→ **Your task**: Copy every line of the following data that includes the string "أنها".
>> start Recorded data
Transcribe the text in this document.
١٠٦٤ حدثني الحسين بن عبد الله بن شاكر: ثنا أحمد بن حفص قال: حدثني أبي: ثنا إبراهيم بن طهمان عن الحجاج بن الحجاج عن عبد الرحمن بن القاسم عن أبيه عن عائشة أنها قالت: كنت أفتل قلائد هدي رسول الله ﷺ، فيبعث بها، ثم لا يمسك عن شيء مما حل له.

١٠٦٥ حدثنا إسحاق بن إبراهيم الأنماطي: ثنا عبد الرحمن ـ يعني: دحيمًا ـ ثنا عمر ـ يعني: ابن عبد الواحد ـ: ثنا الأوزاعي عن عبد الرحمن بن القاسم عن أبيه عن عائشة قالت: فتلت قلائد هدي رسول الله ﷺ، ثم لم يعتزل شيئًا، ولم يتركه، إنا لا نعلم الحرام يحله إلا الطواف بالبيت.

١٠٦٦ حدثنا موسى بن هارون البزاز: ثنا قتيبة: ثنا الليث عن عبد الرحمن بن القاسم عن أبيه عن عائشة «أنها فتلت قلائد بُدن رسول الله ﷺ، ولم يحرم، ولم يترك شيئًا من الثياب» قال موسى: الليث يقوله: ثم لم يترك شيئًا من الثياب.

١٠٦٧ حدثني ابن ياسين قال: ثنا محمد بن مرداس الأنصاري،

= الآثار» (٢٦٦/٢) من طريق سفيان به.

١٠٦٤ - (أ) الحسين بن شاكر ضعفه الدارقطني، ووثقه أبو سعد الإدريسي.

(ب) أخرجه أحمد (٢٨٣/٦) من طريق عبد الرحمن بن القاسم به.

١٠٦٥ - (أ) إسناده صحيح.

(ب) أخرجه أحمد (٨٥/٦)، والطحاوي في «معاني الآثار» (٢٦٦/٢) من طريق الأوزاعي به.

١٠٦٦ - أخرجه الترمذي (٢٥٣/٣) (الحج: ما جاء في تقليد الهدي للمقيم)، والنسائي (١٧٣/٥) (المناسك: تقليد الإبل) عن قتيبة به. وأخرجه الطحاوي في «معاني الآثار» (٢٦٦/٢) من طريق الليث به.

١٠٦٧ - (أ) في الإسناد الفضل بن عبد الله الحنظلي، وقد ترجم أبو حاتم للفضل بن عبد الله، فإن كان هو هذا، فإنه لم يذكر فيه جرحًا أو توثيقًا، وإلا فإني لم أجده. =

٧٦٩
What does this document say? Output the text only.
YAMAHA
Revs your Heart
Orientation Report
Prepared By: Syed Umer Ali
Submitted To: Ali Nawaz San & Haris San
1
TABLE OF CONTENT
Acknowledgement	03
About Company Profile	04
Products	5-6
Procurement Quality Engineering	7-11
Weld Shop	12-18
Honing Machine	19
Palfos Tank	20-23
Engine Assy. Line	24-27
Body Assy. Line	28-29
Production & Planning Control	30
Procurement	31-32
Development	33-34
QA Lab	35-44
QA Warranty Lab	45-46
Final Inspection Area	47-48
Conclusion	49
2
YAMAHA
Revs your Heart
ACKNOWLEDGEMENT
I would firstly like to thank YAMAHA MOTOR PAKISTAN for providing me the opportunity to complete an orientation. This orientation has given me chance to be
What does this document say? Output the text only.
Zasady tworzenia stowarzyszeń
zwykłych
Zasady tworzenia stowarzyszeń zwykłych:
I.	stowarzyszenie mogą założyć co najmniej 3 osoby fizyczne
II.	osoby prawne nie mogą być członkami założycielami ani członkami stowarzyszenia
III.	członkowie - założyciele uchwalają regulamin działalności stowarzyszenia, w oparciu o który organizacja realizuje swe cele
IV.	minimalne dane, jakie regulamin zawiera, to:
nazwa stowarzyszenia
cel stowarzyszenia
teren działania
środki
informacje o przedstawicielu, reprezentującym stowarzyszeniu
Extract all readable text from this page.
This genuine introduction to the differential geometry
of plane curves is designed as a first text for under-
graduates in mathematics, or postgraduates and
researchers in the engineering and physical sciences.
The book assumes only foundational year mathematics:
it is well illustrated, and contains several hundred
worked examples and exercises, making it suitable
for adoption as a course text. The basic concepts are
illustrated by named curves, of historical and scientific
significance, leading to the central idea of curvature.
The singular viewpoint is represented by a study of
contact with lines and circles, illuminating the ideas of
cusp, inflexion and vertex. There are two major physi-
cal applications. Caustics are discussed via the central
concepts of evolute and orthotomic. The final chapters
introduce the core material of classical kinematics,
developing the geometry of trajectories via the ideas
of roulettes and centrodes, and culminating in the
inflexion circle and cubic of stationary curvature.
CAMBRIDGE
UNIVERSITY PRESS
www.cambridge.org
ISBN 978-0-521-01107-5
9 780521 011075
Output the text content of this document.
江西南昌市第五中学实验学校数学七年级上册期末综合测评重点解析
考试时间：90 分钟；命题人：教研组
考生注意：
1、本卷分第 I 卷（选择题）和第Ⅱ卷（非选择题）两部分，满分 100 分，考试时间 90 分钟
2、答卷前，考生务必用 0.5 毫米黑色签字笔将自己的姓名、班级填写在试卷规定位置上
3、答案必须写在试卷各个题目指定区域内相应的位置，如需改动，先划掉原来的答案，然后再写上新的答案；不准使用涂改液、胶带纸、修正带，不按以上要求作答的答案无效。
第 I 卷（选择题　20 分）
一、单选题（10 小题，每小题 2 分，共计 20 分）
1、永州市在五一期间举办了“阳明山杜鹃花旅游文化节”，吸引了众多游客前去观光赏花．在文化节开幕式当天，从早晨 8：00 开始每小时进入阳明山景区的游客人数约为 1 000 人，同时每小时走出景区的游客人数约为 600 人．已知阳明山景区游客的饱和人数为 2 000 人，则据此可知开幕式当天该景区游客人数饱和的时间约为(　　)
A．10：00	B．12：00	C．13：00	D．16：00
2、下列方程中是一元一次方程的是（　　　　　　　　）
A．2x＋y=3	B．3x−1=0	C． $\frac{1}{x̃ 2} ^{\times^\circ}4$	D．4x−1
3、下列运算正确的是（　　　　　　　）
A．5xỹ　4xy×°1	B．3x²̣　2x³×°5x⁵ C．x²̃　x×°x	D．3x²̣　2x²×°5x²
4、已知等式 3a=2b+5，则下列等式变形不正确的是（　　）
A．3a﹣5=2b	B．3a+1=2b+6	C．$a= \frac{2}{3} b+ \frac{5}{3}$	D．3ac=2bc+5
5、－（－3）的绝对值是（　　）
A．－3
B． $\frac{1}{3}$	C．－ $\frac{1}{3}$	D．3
>> end Recorded data
→ **Task output**:
١٠٦٤ حدثني الحسين بن عبد الله بن شاكر: ثنا أحمد بن حفص قال: حدثني أبي: ثنا إبراهيم بن طهمان عن الحجاج بن الحجاج عن عبد الرحمن بن القاسم عن أبيه عن عائشة أنها قالت: كنت أفتل قلائد هدي رسول الله ﷺ، فيبعث بها، ثم لا يمسك عن شيء مما حل له.
١٠٦٦ حدثنا موسى بن هارون البزاز: ثنا قتيبة: ثنا الليث عن عبد الرحمن بن القاسم عن أبيه عن عائشة «أنها فتلت قلائد بُدن رسول الله ﷺ، ولم يحرم، ولم يترك شيئًا من الثياب» قال موسى: الليث يقوله: ثم لم يترك شيئًا من الثياب.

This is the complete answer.